**Instructions for the task**
The records that follow should be retyped word for word.

**Given data**
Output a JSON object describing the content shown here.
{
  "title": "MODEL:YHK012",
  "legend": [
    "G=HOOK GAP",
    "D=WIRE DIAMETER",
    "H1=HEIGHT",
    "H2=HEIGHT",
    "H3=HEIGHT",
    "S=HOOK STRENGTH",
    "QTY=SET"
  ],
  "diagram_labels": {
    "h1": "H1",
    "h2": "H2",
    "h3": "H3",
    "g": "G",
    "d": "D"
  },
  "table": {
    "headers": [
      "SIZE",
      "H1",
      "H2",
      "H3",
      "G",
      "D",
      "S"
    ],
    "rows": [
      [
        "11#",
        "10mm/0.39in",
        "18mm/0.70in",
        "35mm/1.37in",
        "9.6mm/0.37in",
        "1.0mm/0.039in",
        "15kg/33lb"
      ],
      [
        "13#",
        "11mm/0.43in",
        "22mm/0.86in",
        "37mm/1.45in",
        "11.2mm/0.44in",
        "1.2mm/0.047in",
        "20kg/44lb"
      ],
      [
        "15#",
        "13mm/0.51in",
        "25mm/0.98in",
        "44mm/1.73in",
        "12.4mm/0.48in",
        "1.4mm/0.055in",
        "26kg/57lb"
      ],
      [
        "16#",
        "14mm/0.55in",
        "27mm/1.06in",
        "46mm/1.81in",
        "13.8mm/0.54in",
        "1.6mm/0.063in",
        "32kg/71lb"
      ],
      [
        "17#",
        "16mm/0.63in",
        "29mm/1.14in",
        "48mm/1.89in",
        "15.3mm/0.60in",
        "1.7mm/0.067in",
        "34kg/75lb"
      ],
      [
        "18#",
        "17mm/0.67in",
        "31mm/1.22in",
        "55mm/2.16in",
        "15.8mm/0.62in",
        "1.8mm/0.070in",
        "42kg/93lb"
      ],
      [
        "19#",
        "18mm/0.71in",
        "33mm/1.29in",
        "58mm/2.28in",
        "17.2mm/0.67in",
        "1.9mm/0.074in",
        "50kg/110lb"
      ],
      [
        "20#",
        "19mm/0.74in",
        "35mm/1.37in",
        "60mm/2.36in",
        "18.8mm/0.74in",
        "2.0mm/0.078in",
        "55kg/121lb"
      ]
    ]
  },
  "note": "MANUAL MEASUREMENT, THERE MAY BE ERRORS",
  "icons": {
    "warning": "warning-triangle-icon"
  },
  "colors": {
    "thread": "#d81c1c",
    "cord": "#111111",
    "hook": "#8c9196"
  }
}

**Response for this exercise**
Output a JSON object describing the content shown here.
{
  "title": "MODEL:YHK012",
  "legend": [
    "G=HOOK GAP",
    "D=WIRE DIAMETER",
    "H1=HEIGHT",
    "H2=HEIGHT",
    "H3=HEIGHT",
    "S=HOOK STRENGTH",
    "QTY=SET"
  ],
  "diagram_labels": {
    "h1": "H1",
    "h2": "H2",
    "h3": "H3",
    "g": "G",
    "d": "D"
  },
  "table": {
    "headers": [
      "SIZE",
      "H1",
      "H2",
      "H3",
      "G",
      "D",
      "S"
    ],
    "rows": [
      [
        "11#",
        "10mm/0.39in",
        "18mm/0.70in",
        "35mm/1.37in",
        "9.6mm/0.37in",
        "1.0mm/0.039in",
        "15kg/33lb"
      ],
      [
        "13#",
        "11mm/0.43in",
        "22mm/0.86in",
        "37mm/1.45in",
        "11.2mm/0.44in",
        "1.2mm/0.047in",
        "20kg/44lb"
      ],
      [
        "15#",
        "13mm/0.51in",
        "25mm/0.98in",
        "44mm/1.73in",
        "12.4mm/0.48in",
        "1.4mm/0.055in",
        "26kg/57lb"
      ],
      [
        "16#",
        "14mm/0.55in",
        "27mm/1.06in",
        "46mm/1.81in",
        "13.8mm/0.54in",
        "1.6mm/0.063in",
        "32kg/71lb"
      ],
      [
        "17#",
        "16mm/0.63in",
        "29mm/1.14in",
        "48mm/1.89in",
        "15.3mm/0.60in",
        "1.7mm/0.067in",
        "34kg/75lb"
      ],
      [
        "18#",
        "17mm/0.67in",
        "31mm/1.22in",
        "55mm/2.16in",
        "15.8mm/0.62in",
        "1.8mm/0.070in",
        "42kg/93lb"
      ],
      [
        "19#",
        "18mm/0.71in",
        "33mm/1.29in",
        "58mm/2.28in",
        "17.2mm/0.67in",
        "1.9mm/0.074in",
        "50kg/110lb"
      ],
      [
        "20#",
        "19mm/0.74in",
        "35mm/1.37in",
        "60mm/2.36in",
        "18.8mm/0.74in",
        "2.0mm/0.078in",
        "55kg/121lb"
      ]
    ]
  },
  "note": "MANUAL MEASUREMENT, THERE MAY BE ERRORS",
  "icons": {
    "warning": "warning-triangle-icon"
  },
  "colors": {
    "thread": "#d81c1c",
    "cord": "#111111",
    "hook": "#8c9196"
  }
}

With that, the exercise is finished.